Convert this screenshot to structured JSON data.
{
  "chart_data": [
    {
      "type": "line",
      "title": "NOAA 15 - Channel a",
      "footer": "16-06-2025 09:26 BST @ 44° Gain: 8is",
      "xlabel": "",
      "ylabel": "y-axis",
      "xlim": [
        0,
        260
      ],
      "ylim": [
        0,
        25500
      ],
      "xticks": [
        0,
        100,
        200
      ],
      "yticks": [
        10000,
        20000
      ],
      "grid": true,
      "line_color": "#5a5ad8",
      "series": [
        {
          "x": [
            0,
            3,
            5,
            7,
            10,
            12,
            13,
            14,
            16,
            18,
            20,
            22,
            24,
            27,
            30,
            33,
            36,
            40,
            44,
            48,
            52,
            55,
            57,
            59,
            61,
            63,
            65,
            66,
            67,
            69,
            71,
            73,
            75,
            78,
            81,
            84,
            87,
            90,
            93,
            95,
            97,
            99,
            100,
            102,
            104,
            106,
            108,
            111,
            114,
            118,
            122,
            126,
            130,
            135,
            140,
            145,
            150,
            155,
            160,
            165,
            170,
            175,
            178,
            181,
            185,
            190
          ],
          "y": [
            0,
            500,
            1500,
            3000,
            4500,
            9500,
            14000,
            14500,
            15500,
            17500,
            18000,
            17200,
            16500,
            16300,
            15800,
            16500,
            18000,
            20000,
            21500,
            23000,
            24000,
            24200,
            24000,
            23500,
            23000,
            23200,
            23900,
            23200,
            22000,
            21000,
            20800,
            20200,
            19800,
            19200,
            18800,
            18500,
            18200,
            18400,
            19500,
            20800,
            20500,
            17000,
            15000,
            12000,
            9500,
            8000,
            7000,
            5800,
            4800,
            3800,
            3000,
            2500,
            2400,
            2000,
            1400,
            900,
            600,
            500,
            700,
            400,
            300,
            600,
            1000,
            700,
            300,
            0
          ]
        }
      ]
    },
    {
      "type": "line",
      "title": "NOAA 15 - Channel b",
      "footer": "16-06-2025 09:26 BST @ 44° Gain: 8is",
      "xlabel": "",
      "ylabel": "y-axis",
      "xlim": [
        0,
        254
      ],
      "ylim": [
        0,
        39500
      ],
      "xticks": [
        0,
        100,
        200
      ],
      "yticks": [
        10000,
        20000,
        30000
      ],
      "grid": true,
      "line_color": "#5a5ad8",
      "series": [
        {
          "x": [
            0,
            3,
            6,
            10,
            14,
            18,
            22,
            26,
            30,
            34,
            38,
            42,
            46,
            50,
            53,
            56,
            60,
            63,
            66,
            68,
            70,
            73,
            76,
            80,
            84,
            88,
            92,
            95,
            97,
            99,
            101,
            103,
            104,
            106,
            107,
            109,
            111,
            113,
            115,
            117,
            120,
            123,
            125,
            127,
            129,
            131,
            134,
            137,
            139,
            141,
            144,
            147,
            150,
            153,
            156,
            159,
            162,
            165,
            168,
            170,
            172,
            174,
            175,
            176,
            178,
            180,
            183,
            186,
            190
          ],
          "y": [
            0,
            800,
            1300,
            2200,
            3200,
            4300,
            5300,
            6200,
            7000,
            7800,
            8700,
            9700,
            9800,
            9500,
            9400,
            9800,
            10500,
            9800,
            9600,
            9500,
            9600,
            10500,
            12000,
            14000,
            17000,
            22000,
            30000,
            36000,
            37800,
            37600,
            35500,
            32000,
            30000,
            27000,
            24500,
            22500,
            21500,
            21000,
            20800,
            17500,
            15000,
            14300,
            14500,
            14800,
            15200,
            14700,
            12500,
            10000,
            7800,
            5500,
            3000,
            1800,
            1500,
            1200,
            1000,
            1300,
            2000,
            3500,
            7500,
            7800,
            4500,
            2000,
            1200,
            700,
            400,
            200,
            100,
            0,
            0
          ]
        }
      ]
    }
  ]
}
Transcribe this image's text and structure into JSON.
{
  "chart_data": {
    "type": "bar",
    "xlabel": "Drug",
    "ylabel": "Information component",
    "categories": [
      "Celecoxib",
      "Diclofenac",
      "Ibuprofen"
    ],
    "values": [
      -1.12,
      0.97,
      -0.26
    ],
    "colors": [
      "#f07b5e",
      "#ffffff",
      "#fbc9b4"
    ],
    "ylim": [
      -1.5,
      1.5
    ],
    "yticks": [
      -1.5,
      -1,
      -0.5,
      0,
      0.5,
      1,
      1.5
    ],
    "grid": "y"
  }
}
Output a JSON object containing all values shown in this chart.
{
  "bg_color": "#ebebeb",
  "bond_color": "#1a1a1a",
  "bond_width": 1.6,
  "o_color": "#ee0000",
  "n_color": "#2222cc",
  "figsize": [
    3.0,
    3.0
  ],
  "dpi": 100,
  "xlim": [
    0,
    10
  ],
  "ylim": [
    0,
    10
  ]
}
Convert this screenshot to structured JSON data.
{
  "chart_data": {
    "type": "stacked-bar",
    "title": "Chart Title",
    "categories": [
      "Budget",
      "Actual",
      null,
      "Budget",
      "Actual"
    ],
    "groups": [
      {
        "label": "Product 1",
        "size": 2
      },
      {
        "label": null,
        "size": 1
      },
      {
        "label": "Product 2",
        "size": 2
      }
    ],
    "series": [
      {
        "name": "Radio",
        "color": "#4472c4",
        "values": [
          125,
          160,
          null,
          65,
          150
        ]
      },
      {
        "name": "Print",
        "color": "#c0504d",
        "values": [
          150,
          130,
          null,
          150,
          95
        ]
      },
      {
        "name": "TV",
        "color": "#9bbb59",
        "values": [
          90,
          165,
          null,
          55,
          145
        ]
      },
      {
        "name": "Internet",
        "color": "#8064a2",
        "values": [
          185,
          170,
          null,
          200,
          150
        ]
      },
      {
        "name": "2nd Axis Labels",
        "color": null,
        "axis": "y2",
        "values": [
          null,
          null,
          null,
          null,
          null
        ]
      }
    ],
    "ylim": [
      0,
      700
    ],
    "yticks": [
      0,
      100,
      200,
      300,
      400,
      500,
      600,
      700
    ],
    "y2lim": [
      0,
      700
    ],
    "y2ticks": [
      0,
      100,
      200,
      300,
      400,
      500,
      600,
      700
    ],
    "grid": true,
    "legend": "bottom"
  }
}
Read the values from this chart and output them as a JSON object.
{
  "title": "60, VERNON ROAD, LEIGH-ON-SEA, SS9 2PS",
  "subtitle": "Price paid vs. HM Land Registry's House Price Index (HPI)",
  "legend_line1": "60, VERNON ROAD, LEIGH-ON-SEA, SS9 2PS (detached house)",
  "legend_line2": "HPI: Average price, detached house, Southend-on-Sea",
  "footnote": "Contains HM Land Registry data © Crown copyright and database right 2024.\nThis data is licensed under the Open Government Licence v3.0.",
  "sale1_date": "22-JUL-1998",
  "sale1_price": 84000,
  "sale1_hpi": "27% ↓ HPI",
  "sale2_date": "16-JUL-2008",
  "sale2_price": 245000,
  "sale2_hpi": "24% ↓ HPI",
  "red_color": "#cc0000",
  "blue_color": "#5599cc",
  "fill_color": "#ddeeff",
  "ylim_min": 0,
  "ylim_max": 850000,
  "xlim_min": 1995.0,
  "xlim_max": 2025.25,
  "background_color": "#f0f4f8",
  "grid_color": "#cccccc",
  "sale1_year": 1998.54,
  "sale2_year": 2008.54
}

Prompt
Quote all the records. Keep every word exact.

Finished task
Convert this screenshot to structured JSON data.
{
  "chart_data": [
    {
      "type": "line",
      "title": "NOAA 15 - Channel a",
      "footer": "16-06-2025 09:26 BST @ 44° Gain: 8is",
      "xlabel": "",
      "ylabel": "y-axis",
      "xlim": [
        0,
        260
      ],
      "ylim": [
        0,
        25500
      ],
      "xticks": [
        0,
        100,
        200
      ],
      "yticks": [
        10000,
        20000
      ],
      "grid": true,
      "line_color": "#5a5ad8",
      "series": [
        {
          "x": [
            0,
            3,
            5,
            7,
            10,
            12,
            13,
            14,
            16,
            18,
            20,
            22,
            24,
            27,
            30,
            33,
            36,
            40,
            44,
            48,
            52,
            55,
            57,
            59,
            61,
            63,
            65,
            66,
            67,
            69,
            71,
            73,
            75,
            78,
            81,
            84,
            87,
            90,
            93,
            95,
            97,
            99,
            100,
            102,
            104,
            106,
            108,
            111,
            114,
            118,
            122,
            126,
            130,
            135,
            140,
            145,
            150,
            155,
            160,
            165,
            170,
            175,
            178,
            181,
            185,
            190
          ],
          "y": [
            0,
            500,
            1500,
            3000,
            4500,
            9500,
            14000,
            14500,
            15500,
            17500,
            18000,
            17200,
            16500,
            16300,
            15800,
            16500,
            18000,
            20000,
            21500,
            23000,
            24000,
            24200,
            24000,
            23500,
            23000,
            23200,
            23900,
            23200,
            22000,
            21000,
            20800,
            20200,
            19800,
            19200,
            18800,
            18500,
            18200,
            18400,
            19500,
            20800,
            20500,
            17000,
            15000,
            12000,
            9500,
            8000,
            7000,
            5800,
            4800,
            3800,
            3000,
            2500,
            2400,
            2000,
            1400,
            900,
            600,
            500,
            700,
            400,
            300,
            600,
            1000,
            700,
            300,
            0
          ]
        }
      ]
    },
    {
      "type": "line",
      "title": "NOAA 15 - Channel b",
      "footer": "16-06-2025 09:26 BST @ 44° Gain: 8is",
      "xlabel": "",
      "ylabel": "y-axis",
      "xlim": [
        0,
        254
      ],
      "ylim": [
        0,
        39500
      ],
      "xticks": [
        0,
        100,
        200
      ],
      "yticks": [
        10000,
        20000,
        30000
      ],
      "grid": true,
      "line_color": "#5a5ad8",
      "series": [
        {
          "x": [
            0,
            3,
            6,
            10,
            14,
            18,
            22,
            26,
            30,
            34,
            38,
            42,
            46,
            50,
            53,
            56,
            60,
            63,
            66,
            68,
            70,
            73,
            76,
            80,
            84,
            88,
            92,
            95,
            97,
            99,
            101,
            103,
            104,
            106,
            107,
            109,
            111,
            113,
            115,
            117,
            120,
            123,
            125,
            127,
            129,
            131,
            134,
            137,
            139,
            141,
            144,
            147,
            150,
            153,
            156,
            159,
            162,
            165,
            168,
            170,
            172,
            174,
            175,
            176,
            178,
            180,
            183,
            186,
            190
          ],
          "y": [
            0,
            800,
            1300,
            2200,
            3200,
            4300,
            5300,
            6200,
            7000,
            7800,
            8700,
            9700,
            9800,
            9500,
            9400,
            9800,
            10500,
            9800,
            9600,
            9500,
            9600,
            10500,
            12000,
            14000,
            17000,
            22000,
            30000,
            36000,
            37800,
            37600,
            35500,
            32000,
            30000,
            27000,
            24500,
            22500,
            21500,
            21000,
            20800,
            17500,
            15000,
            14300,
            14500,
            14800,
            15200,
            14700,
            12500,
            10000,
            7800,
            5500,
            3000,
            1800,
            1500,
            1200,
            1000,
            1300,
            2000,
            3500,
            7500,
            7800,
            4500,
            2000,
            1200,
            700,
            400,
            200,
            100,
            0,
            0
          ]
        }
      ]
    }
  ]
}
Transcribe this image's text and structure into JSON.
{
  "chart_data": {
    "type": "bar",
    "xlabel": "Drug",
    "ylabel": "Information component",
    "categories": [
      "Celecoxib",
      "Diclofenac",
      "Ibuprofen"
    ],
    "values": [
      -1.12,
      0.97,
      -0.26
    ],
    "colors": [
      "#f07b5e",
      "#ffffff",
      "#fbc9b4"
    ],
    "ylim": [
      -1.5,
      1.5
    ],
    "yticks": [
      -1.5,
      -1,
      -0.5,
      0,
      0.5,
      1,
      1.5
    ],
    "grid": "y"
  }
}
Output a JSON object containing all values shown in this chart.
{
  "bg_color": "#ebebeb",
  "bond_color": "#1a1a1a",
  "bond_width": 1.6,
  "o_color": "#ee0000",
  "n_color": "#2222cc",
  "figsize": [
    3.0,
    3.0
  ],
  "dpi": 100,
  "xlim": [
    0,
    10
  ],
  "ylim": [
    0,
    10
  ]
}
Convert this screenshot to structured JSON data.
{
  "chart_data": {
    "type": "stacked-bar",
    "title": "Chart Title",
    "categories": [
      "Budget",
      "Actual",
      null,
      "Budget",
      "Actual"
    ],
    "groups": [
      {
        "label": "Product 1",
        "size": 2
      },
      {
        "label": null,
        "size": 1
      },
      {
        "label": "Product 2",
        "size": 2
      }
    ],
    "series": [
      {
        "name": "Radio",
        "color": "#4472c4",
        "values": [
          125,
          160,
          null,
          65,
          150
        ]
      },
      {
        "name": "Print",
        "color": "#c0504d",
        "values": [
          150,
          130,
          null,
          150,
          95
        ]
      },
      {
        "name": "TV",
        "color": "#9bbb59",
        "values": [
          90,
          165,
          null,
          55,
          145
        ]
      },
      {
        "name": "Internet",
        "color": "#8064a2",
        "values": [
          185,
          170,
          null,
          200,
          150
        ]
      },
      {
        "name": "2nd Axis Labels",
        "color": null,
        "axis": "y2",
        "values": [
          null,
          null,
          null,
          null,
          null
        ]
      }
    ],
    "ylim": [
      0,
      700
    ],
    "yticks": [
      0,
      100,
      200,
      300,
      400,
      500,
      600,
      700
    ],
    "y2lim": [
      0,
      700
    ],
    "y2ticks": [
      0,
      100,
      200,
      300,
      400,
      500,
      600,
      700
    ],
    "grid": true,
    "legend": "bottom"
  }
}
Read the values from this chart and output them as a JSON object.
{
  "title": "60, VERNON ROAD, LEIGH-ON-SEA, SS9 2PS",
  "subtitle": "Price paid vs. HM Land Registry's House Price Index (HPI)",
  "legend_line1": "60, VERNON ROAD, LEIGH-ON-SEA, SS9 2PS (detached house)",
  "legend_line2": "HPI: Average price, detached house, Southend-on-Sea",
  "footnote": "Contains HM Land Registry data © Crown copyright and database right 2024.\nThis data is licensed under the Open Government Licence v3.0.",
  "sale1_date": "22-JUL-1998",
  "sale1_price": 84000,
  "sale1_hpi": "27% ↓ HPI",
  "sale2_date": "16-JUL-2008",
  "sale2_price": 245000,
  "sale2_hpi": "24% ↓ HPI",
  "red_color": "#cc0000",
  "blue_color": "#5599cc",
  "fill_color": "#ddeeff",
  "ylim_min": 0,
  "ylim_max": 850000,
  "xlim_min": 1995.0,
  "xlim_max": 2025.25,
  "background_color": "#f0f4f8",
  "grid_color": "#cccccc",
  "sale1_year": 1998.54,
  "sale2_year": 2008.54
}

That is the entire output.